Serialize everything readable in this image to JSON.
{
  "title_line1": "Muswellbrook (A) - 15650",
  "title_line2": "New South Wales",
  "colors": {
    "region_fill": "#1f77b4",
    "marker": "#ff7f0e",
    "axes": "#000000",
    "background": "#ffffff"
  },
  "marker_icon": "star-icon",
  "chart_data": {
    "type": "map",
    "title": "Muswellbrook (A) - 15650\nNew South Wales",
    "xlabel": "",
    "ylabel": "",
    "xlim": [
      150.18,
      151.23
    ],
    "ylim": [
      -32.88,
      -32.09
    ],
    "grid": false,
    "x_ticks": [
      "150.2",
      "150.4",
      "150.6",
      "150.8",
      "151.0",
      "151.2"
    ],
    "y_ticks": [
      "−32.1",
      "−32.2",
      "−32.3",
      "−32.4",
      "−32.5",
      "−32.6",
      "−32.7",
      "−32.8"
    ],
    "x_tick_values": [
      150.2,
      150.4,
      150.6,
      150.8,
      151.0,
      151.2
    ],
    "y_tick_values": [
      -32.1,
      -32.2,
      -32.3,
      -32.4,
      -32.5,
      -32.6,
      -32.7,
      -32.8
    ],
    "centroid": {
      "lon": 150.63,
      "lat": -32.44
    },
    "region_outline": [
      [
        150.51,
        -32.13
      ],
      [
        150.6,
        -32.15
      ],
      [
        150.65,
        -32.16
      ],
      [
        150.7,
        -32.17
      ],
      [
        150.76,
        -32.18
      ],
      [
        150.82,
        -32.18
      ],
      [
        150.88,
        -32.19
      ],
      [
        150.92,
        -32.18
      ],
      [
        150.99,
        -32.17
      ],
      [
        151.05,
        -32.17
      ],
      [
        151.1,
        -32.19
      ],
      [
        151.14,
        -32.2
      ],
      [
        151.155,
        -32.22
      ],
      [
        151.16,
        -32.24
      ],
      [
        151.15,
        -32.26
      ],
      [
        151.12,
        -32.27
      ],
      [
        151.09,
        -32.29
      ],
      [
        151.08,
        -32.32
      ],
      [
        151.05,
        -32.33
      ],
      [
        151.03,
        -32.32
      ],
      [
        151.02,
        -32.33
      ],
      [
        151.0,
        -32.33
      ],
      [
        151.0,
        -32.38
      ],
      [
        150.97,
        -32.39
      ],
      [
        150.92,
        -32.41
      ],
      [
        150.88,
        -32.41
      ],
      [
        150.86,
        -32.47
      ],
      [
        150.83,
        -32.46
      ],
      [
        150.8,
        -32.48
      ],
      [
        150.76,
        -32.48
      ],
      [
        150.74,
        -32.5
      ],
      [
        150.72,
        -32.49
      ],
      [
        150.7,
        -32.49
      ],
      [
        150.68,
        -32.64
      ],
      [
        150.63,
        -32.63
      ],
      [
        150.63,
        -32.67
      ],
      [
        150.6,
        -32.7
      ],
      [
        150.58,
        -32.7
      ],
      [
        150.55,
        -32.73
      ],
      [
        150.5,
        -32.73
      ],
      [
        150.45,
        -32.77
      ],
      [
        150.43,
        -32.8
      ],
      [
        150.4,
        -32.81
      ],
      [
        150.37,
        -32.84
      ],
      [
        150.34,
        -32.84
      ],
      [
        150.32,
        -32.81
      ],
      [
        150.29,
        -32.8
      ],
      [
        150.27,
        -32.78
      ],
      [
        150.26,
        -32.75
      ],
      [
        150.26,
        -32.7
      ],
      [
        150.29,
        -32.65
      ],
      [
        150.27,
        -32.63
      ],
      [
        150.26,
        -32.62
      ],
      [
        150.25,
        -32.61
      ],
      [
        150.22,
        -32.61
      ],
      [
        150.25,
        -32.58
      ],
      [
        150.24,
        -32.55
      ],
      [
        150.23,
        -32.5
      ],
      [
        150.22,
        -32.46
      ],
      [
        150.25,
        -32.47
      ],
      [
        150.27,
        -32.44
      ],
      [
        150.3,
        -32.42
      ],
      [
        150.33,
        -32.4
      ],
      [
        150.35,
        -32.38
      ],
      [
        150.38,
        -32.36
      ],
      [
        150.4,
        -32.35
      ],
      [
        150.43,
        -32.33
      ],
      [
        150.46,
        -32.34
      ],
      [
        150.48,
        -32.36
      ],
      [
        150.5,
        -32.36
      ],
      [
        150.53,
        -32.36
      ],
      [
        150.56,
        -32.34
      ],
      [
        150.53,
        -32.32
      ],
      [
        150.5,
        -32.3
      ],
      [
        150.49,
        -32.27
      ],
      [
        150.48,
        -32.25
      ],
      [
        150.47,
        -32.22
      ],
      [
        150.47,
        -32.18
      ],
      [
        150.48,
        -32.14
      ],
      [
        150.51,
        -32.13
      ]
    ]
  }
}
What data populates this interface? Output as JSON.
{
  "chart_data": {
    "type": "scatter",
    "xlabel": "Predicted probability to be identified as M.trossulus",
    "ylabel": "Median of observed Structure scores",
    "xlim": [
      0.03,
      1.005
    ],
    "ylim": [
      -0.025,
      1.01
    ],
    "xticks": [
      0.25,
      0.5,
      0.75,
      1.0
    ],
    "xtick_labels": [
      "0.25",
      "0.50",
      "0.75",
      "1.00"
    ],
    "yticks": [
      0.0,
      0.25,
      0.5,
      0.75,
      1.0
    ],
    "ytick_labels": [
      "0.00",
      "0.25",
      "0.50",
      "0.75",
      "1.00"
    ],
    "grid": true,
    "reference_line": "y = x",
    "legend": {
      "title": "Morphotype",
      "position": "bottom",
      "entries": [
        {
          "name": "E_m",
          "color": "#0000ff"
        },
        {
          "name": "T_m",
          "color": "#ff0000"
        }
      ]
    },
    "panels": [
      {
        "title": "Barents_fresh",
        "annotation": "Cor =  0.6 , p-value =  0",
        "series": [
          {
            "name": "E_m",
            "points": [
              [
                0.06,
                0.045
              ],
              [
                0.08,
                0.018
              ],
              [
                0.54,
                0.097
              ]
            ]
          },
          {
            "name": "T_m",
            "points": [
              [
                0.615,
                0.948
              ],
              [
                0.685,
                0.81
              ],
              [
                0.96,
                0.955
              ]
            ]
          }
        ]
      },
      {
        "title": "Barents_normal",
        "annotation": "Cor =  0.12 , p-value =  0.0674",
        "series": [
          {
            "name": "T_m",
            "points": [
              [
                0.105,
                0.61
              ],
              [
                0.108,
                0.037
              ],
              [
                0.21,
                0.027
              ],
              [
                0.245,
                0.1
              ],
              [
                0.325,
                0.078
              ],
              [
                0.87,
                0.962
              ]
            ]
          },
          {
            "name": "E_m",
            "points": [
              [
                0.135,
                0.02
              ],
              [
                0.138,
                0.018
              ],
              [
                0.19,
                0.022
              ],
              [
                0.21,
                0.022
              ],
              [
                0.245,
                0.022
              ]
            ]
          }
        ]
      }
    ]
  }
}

**SET TASK**. In the records above, how many lines contain the string "JSON"? State that number only.

**RESULT OF THE EXERCISE**. 2